— Start of DATA ROWS —

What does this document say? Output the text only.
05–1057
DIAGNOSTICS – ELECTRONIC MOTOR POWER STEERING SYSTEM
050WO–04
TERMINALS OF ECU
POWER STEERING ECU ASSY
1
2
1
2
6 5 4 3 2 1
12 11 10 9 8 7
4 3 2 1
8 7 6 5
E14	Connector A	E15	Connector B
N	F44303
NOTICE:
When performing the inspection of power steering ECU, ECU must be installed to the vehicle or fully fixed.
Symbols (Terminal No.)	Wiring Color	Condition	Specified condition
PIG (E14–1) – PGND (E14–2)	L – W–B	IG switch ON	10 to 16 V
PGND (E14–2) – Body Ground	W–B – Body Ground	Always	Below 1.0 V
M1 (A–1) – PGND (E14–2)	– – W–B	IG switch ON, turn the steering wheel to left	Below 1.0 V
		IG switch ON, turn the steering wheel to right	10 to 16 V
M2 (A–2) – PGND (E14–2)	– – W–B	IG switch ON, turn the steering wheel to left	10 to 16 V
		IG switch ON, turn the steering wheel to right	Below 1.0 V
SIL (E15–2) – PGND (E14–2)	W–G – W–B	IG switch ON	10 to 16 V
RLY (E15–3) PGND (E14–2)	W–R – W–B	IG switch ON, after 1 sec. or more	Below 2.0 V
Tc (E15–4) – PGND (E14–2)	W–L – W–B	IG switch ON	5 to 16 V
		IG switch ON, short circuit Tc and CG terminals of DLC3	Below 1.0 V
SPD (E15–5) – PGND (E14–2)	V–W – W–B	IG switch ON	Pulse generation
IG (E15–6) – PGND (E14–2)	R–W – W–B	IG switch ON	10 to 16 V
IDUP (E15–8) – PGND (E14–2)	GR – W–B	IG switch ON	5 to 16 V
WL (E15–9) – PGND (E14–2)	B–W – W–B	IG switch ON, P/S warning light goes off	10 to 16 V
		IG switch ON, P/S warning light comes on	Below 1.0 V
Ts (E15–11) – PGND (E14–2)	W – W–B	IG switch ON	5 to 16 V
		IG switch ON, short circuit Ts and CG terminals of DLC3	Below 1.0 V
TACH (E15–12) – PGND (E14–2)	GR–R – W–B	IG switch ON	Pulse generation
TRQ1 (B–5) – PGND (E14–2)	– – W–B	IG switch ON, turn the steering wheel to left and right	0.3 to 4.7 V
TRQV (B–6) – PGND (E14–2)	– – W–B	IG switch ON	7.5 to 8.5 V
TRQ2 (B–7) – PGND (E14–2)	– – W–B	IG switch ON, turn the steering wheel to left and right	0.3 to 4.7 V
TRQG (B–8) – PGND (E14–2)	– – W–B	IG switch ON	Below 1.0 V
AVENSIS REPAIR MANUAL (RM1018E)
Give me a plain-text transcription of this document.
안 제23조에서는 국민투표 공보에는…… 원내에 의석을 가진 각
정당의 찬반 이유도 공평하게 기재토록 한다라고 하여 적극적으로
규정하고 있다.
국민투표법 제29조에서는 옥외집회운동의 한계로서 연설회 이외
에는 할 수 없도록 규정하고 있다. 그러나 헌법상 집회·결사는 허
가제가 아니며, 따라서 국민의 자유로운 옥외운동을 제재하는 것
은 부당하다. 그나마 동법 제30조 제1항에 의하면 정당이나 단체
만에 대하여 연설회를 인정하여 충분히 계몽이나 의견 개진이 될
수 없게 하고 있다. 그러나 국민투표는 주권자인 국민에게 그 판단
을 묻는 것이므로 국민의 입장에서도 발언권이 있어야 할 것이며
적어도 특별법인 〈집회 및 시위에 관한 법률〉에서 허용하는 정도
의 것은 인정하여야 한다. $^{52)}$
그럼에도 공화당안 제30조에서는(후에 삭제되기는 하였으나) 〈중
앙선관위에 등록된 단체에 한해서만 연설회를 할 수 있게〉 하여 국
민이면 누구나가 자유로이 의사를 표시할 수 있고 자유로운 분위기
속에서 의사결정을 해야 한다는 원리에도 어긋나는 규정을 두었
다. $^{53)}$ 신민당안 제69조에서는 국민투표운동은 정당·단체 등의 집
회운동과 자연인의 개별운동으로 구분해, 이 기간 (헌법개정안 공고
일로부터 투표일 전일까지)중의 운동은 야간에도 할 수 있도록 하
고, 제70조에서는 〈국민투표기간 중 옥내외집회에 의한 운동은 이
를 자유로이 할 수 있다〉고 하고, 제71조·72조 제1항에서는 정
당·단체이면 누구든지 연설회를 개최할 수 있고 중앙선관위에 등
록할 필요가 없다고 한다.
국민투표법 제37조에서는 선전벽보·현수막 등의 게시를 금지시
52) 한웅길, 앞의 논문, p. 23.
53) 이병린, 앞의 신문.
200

— End of DATA ROWS —

Set down, word for word, only the lines running from the line with "Give me a plain-text" to the last line of the listing above. Both of those lines belong in your answer.

## FINISHED TASK
Give me a plain-text transcription of this document.
안 제23조에서는 국민투표 공보에는…… 원내에 의석을 가진 각
정당의 찬반 이유도 공평하게 기재토록 한다라고 하여 적극적으로
규정하고 있다.
국민투표법 제29조에서는 옥외집회운동의 한계로서 연설회 이외
에는 할 수 없도록 규정하고 있다. 그러나 헌법상 집회·결사는 허
가제가 아니며, 따라서 국민의 자유로운 옥외운동을 제재하는 것
은 부당하다. 그나마 동법 제30조 제1항에 의하면 정당이나 단체
만에 대하여 연설회를 인정하여 충분히 계몽이나 의견 개진이 될
수 없게 하고 있다. 그러나 국민투표는 주권자인 국민에게 그 판단
을 묻는 것이므로 국민의 입장에서도 발언권이 있어야 할 것이며
적어도 특별법인 〈집회 및 시위에 관한 법률〉에서 허용하는 정도
의 것은 인정하여야 한다. $^{52)}$
그럼에도 공화당안 제30조에서는(후에 삭제되기는 하였으나) 〈중
앙선관위에 등록된 단체에 한해서만 연설회를 할 수 있게〉 하여 국
민이면 누구나가 자유로이 의사를 표시할 수 있고 자유로운 분위기
속에서 의사결정을 해야 한다는 원리에도 어긋나는 규정을 두었
다. $^{53)}$ 신민당안 제69조에서는 국민투표운동은 정당·단체 등의 집
회운동과 자연인의 개별운동으로 구분해, 이 기간 (헌법개정안 공고
일로부터 투표일 전일까지)중의 운동은 야간에도 할 수 있도록 하
고, 제70조에서는 〈국민투표기간 중 옥내외집회에 의한 운동은 이
를 자유로이 할 수 있다〉고 하고, 제71조·72조 제1항에서는 정
당·단체이면 누구든지 연설회를 개최할 수 있고 중앙선관위에 등
록할 필요가 없다고 한다.
국민투표법 제37조에서는 선전벽보·현수막 등의 게시를 금지시
52) 한웅길, 앞의 논문, p. 23.
53) 이병린, 앞의 신문.
200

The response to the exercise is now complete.